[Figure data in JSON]
★ ★ ★ ★ ★ ★ ★

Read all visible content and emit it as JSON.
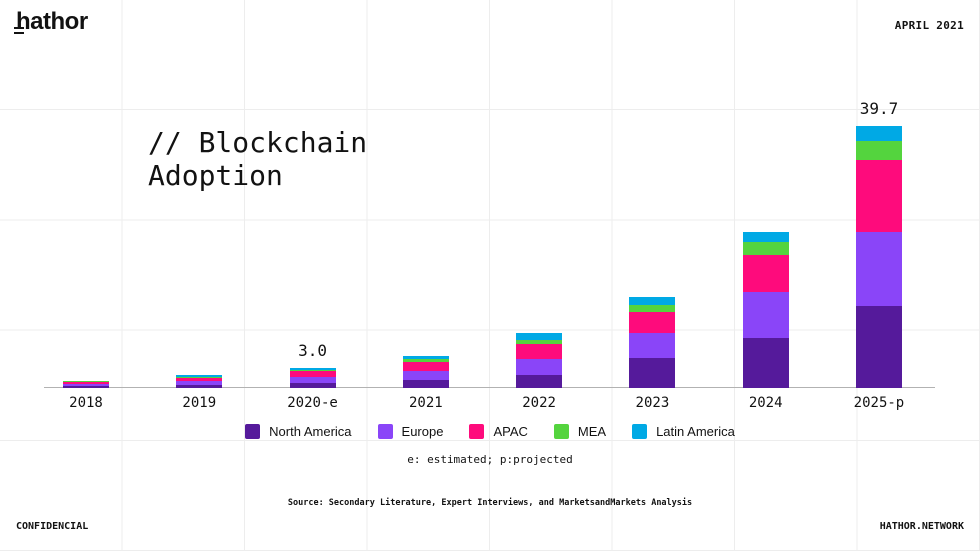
{
  "header": {
    "logo_text": "hathor",
    "date": "APRIL 2021"
  },
  "title": {
    "text": "// Blockchain\nAdoption"
  },
  "chart_data": {
    "type": "bar",
    "stacked": true,
    "title": "// Blockchain Adoption",
    "xlabel": "",
    "ylabel": "",
    "ylim": [
      0,
      42
    ],
    "grid": "background design grid only, no y-axis ticks",
    "legend_position": "bottom",
    "categories": [
      "2018",
      "2019",
      "2020-e",
      "2021",
      "2022",
      "2023",
      "2024",
      "2025-p"
    ],
    "series": [
      {
        "name": "North America",
        "color": "#551a9b",
        "values": [
          0.3,
          0.45,
          0.75,
          1.2,
          1.9,
          4.6,
          7.6,
          12.4
        ]
      },
      {
        "name": "Europe",
        "color": "#8a45f8",
        "values": [
          0.35,
          0.55,
          0.9,
          1.4,
          2.5,
          3.8,
          7.0,
          11.2
        ]
      },
      {
        "name": "APAC",
        "color": "#fe0b7c",
        "values": [
          0.3,
          0.55,
          0.9,
          1.4,
          2.2,
          3.1,
          5.6,
          10.9
        ]
      },
      {
        "name": "MEA",
        "color": "#54d43e",
        "values": [
          0.1,
          0.15,
          0.25,
          0.4,
          0.7,
          1.1,
          1.9,
          2.9
        ]
      },
      {
        "name": "Latin America",
        "color": "#00a9e5",
        "values": [
          0.05,
          0.2,
          0.2,
          0.4,
          1.0,
          1.2,
          1.5,
          2.3
        ]
      }
    ],
    "value_labels": [
      {
        "category": "2020-e",
        "text": "3.0"
      },
      {
        "category": "2025-p",
        "text": "39.7"
      }
    ],
    "totals": [
      1.1,
      1.9,
      3.0,
      4.8,
      8.3,
      13.8,
      23.6,
      39.7
    ]
  },
  "footnote": "e: estimated; p:projected",
  "source": "Source: Secondary Literature, Expert Interviews, and MarketsandMarkets Analysis",
  "footer": {
    "left": "CONFIDENCIAL",
    "right": "HATHOR.NETWORK"
  },
  "colors": {
    "background": "#ffffff",
    "grid_line": "#ededed",
    "axis_line": "#b2b2b2",
    "text": "#121212"
  }
}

★ ★ ★ ★ ★ ★ ★

STATED TASK = Which lines hold the word "name"? Copy all of them.

REPLY =
        "name": "North America",
        "name": "Europe",
        "name": "APAC",
        "name": "MEA",
        "name": "Latin America",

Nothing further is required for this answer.